§ **Directions**
What follows is a set of entries. Give them again exactly, without the pictures.

— begin —

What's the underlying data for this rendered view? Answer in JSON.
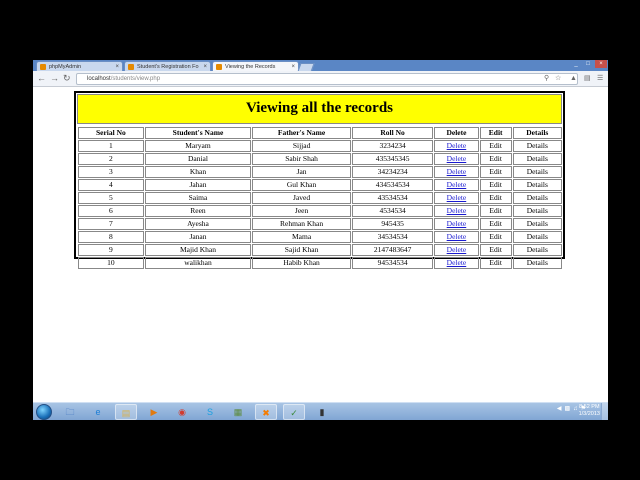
{
  "browser": {
    "tabs": [
      {
        "label": "phpMyAdmin",
        "fav_color": "#e58a00",
        "active": false
      },
      {
        "label": "Student's Registration Fo",
        "fav_color": "#e58a00",
        "active": false
      },
      {
        "label": "Viewing the Records",
        "fav_color": "#e58a00",
        "active": true
      }
    ],
    "tab_close": "×",
    "url_host": "localhost",
    "url_path": "/students/view.php",
    "window_buttons": [
      "_",
      "□",
      "×"
    ]
  },
  "page": {
    "title": "Viewing all the records",
    "columns": [
      "Serial No",
      "Student's Name",
      "Father's Name",
      "Roll No",
      "Delete",
      "Edit",
      "Details"
    ],
    "rows": [
      {
        "serial": "1",
        "student": "Maryam",
        "father": "Sijjad",
        "roll": "3234234",
        "delete": "Delete",
        "edit": "Edit",
        "details": "Details"
      },
      {
        "serial": "2",
        "student": "Danial",
        "father": "Sabir Shah",
        "roll": "435345345",
        "delete": "Delete",
        "edit": "Edit",
        "details": "Details"
      },
      {
        "serial": "3",
        "student": "Khan",
        "father": "Jan",
        "roll": "34234234",
        "delete": "Delete",
        "edit": "Edit",
        "details": "Details"
      },
      {
        "serial": "4",
        "student": "Jahan",
        "father": "Gul Khan",
        "roll": "434534534",
        "delete": "Delete",
        "edit": "Edit",
        "details": "Details"
      },
      {
        "serial": "5",
        "student": "Saima",
        "father": "Javed",
        "roll": "43534534",
        "delete": "Delete",
        "edit": "Edit",
        "details": "Details"
      },
      {
        "serial": "6",
        "student": "Reen",
        "father": "Jeen",
        "roll": "4534534",
        "delete": "Delete",
        "edit": "Edit",
        "details": "Details"
      },
      {
        "serial": "7",
        "student": "Ayesha",
        "father": "Rehman Khan",
        "roll": "945435",
        "delete": "Delete",
        "edit": "Edit",
        "details": "Details"
      },
      {
        "serial": "8",
        "student": "Janan",
        "father": "Mama",
        "roll": "34534534",
        "delete": "Delete",
        "edit": "Edit",
        "details": "Details"
      },
      {
        "serial": "9",
        "student": "Majid Khan",
        "father": "Sajid Khan",
        "roll": "2147483647",
        "delete": "Delete",
        "edit": "Edit",
        "details": "Details"
      },
      {
        "serial": "10",
        "student": "walikhan",
        "father": "Habib Khan",
        "roll": "94534534",
        "delete": "Delete",
        "edit": "Edit",
        "details": "Details"
      }
    ],
    "title_bg": "#ffff00",
    "link_color": "#1a1ad0"
  },
  "taskbar": {
    "apps": [
      {
        "name": "windows-explorer-icon",
        "glyph": "🗀",
        "color": "#3a6fbf"
      },
      {
        "name": "internet-explorer-icon",
        "glyph": "e",
        "color": "#1e7fd6"
      },
      {
        "name": "folder-icon",
        "glyph": "▤",
        "color": "#d9b24c"
      },
      {
        "name": "media-player-icon",
        "glyph": "▶",
        "color": "#e07a10"
      },
      {
        "name": "chrome-icon",
        "glyph": "◉",
        "color": "#d23b2e"
      },
      {
        "name": "skype-icon",
        "glyph": "S",
        "color": "#1aa0e0"
      },
      {
        "name": "app-icon",
        "glyph": "▦",
        "color": "#5c8a3a"
      },
      {
        "name": "xampp-icon",
        "glyph": "✖",
        "color": "#f57c00"
      },
      {
        "name": "app2-icon",
        "glyph": "✓",
        "color": "#3c8a3c"
      },
      {
        "name": "app3-icon",
        "glyph": "▮",
        "color": "#333333"
      }
    ],
    "time": "8:52 PM",
    "date": "1/3/2013"
  }
}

— end —

§ **Exercise output**
What's the underlying data for this rendered view? Answer in JSON.
{
  "browser": {
    "tabs": [
      {
        "label": "phpMyAdmin",
        "fav_color": "#e58a00",
        "active": false
      },
      {
        "label": "Student's Registration Fo",
        "fav_color": "#e58a00",
        "active": false
      },
      {
        "label": "Viewing the Records",
        "fav_color": "#e58a00",
        "active": true
      }
    ],
    "tab_close": "×",
    "url_host": "localhost",
    "url_path": "/students/view.php",
    "window_buttons": [
      "_",
      "□",
      "×"
    ]
  },
  "page": {
    "title": "Viewing all the records",
    "columns": [
      "Serial No",
      "Student's Name",
      "Father's Name",
      "Roll No",
      "Delete",
      "Edit",
      "Details"
    ],
    "rows": [
      {
        "serial": "1",
        "student": "Maryam",
        "father": "Sijjad",
        "roll": "3234234",
        "delete": "Delete",
        "edit": "Edit",
        "details": "Details"
      },
      {
        "serial": "2",
        "student": "Danial",
        "father": "Sabir Shah",
        "roll": "435345345",
        "delete": "Delete",
        "edit": "Edit",
        "details": "Details"
      },
      {
        "serial": "3",
        "student": "Khan",
        "father": "Jan",
        "roll": "34234234",
        "delete": "Delete",
        "edit": "Edit",
        "details": "Details"
      },
      {
        "serial": "4",
        "student": "Jahan",
        "father": "Gul Khan",
        "roll": "434534534",
        "delete": "Delete",
        "edit": "Edit",
        "details": "Details"
      },
      {
        "serial": "5",
        "student": "Saima",
        "father": "Javed",
        "roll": "43534534",
        "delete": "Delete",
        "edit": "Edit",
        "details": "Details"
      },
      {
        "serial": "6",
        "student": "Reen",
        "father": "Jeen",
        "roll": "4534534",
        "delete": "Delete",
        "edit": "Edit",
        "details": "Details"
      },
      {
        "serial": "7",
        "student": "Ayesha",
        "father": "Rehman Khan",
        "roll": "945435",
        "delete": "Delete",
        "edit": "Edit",
        "details": "Details"
      },
      {
        "serial": "8",
        "student": "Janan",
        "father": "Mama",
        "roll": "34534534",
        "delete": "Delete",
        "edit": "Edit",
        "details": "Details"
      },
      {
        "serial": "9",
        "student": "Majid Khan",
        "father": "Sajid Khan",
        "roll": "2147483647",
        "delete": "Delete",
        "edit": "Edit",
        "details": "Details"
      },
      {
        "serial": "10",
        "student": "walikhan",
        "father": "Habib Khan",
        "roll": "94534534",
        "delete": "Delete",
        "edit": "Edit",
        "details": "Details"
      }
    ],
    "title_bg": "#ffff00",
    "link_color": "#1a1ad0"
  },
  "taskbar": {
    "apps": [
      {
        "name": "windows-explorer-icon",
        "glyph": "🗀",
        "color": "#3a6fbf"
      },
      {
        "name": "internet-explorer-icon",
        "glyph": "e",
        "color": "#1e7fd6"
      },
      {
        "name": "folder-icon",
        "glyph": "▤",
        "color": "#d9b24c"
      },
      {
        "name": "media-player-icon",
        "glyph": "▶",
        "color": "#e07a10"
      },
      {
        "name": "chrome-icon",
        "glyph": "◉",
        "color": "#d23b2e"
      },
      {
        "name": "skype-icon",
        "glyph": "S",
        "color": "#1aa0e0"
      },
      {
        "name": "app-icon",
        "glyph": "▦",
        "color": "#5c8a3a"
      },
      {
        "name": "xampp-icon",
        "glyph": "✖",
        "color": "#f57c00"
      },
      {
        "name": "app2-icon",
        "glyph": "✓",
        "color": "#3c8a3c"
      },
      {
        "name": "app3-icon",
        "glyph": "▮",
        "color": "#333333"
      }
    ],
    "time": "8:52 PM",
    "date": "1/3/2013"
  }
}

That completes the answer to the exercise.